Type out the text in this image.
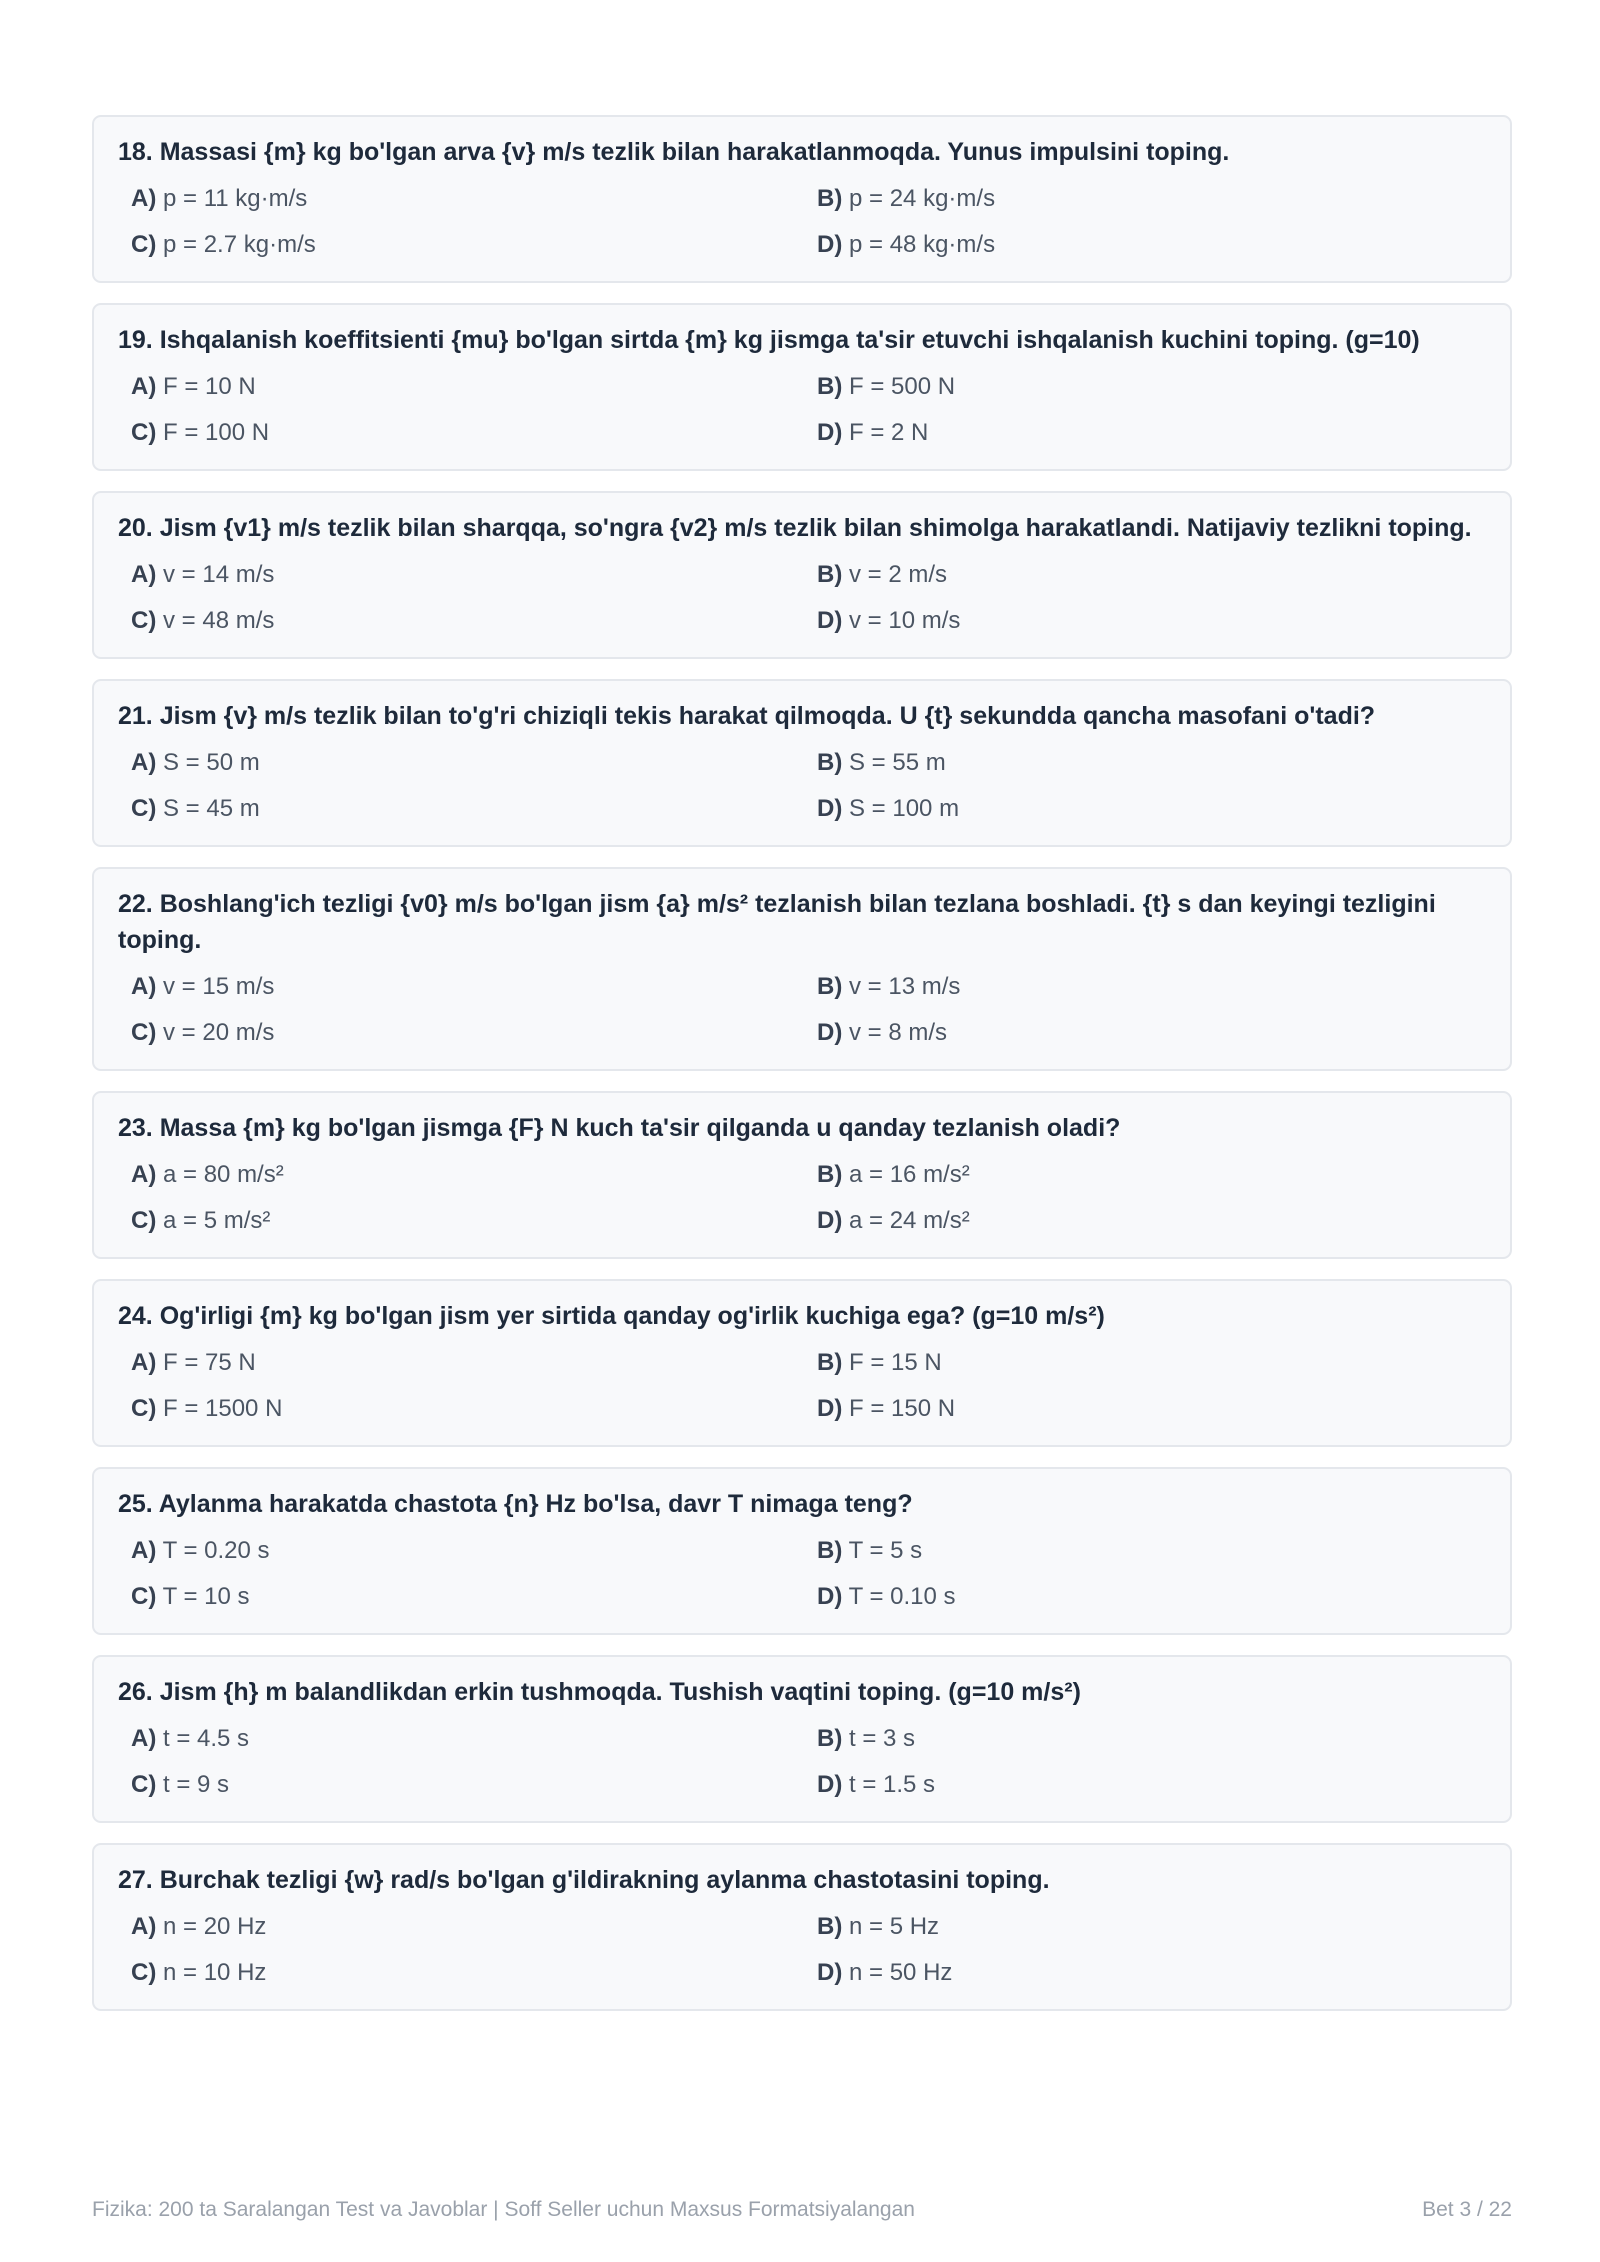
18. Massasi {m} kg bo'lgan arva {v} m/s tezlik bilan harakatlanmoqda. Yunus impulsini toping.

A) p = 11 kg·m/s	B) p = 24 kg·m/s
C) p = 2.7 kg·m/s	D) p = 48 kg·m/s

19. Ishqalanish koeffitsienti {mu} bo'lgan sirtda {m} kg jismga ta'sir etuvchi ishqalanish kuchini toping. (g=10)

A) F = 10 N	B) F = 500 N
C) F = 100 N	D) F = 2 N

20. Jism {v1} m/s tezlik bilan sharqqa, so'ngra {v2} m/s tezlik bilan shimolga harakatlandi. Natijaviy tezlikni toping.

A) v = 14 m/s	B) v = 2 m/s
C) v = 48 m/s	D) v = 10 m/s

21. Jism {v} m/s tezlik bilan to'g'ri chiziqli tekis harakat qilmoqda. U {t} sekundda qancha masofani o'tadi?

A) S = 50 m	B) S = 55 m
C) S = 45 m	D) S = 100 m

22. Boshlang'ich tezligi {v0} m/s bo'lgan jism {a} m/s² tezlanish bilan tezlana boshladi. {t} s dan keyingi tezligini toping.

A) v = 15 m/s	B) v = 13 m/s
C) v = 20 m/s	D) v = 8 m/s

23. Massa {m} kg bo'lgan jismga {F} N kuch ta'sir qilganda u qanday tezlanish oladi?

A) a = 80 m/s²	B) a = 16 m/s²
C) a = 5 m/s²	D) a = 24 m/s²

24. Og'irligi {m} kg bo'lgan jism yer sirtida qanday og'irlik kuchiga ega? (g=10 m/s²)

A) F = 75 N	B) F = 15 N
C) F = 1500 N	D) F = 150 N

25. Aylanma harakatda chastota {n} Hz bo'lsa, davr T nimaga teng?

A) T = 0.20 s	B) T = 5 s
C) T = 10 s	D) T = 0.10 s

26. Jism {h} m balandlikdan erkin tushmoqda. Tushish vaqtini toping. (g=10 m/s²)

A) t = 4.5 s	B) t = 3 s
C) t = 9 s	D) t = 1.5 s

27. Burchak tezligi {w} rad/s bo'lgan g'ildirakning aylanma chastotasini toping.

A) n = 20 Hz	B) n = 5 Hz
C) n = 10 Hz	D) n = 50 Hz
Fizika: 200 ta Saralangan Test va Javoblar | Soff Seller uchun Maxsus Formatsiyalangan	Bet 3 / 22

+ + + +

- Problem: Locate the string "bilan" in the listing above and copy every line where it occurs.

- Answer below:
18. Massasi {m} kg bo'lgan arva {v} m/s tezlik bilan harakatlanmoqda. Yunus impulsini toping.
20. Jism {v1} m/s tezlik bilan sharqqa, so'ngra {v2} m/s tezlik bilan shimolga harakatlandi. Natijaviy tezlikni toping.
21. Jism {v} m/s tezlik bilan to'g'ri chiziqli tekis harakat qilmoqda. U {t} sekundda qancha masofani o'tadi?
22. Boshlang'ich tezligi {v0} m/s bo'lgan jism {a} m/s² tezlanish bilan tezlana boshladi. {t} s dan keyingi tezligini toping.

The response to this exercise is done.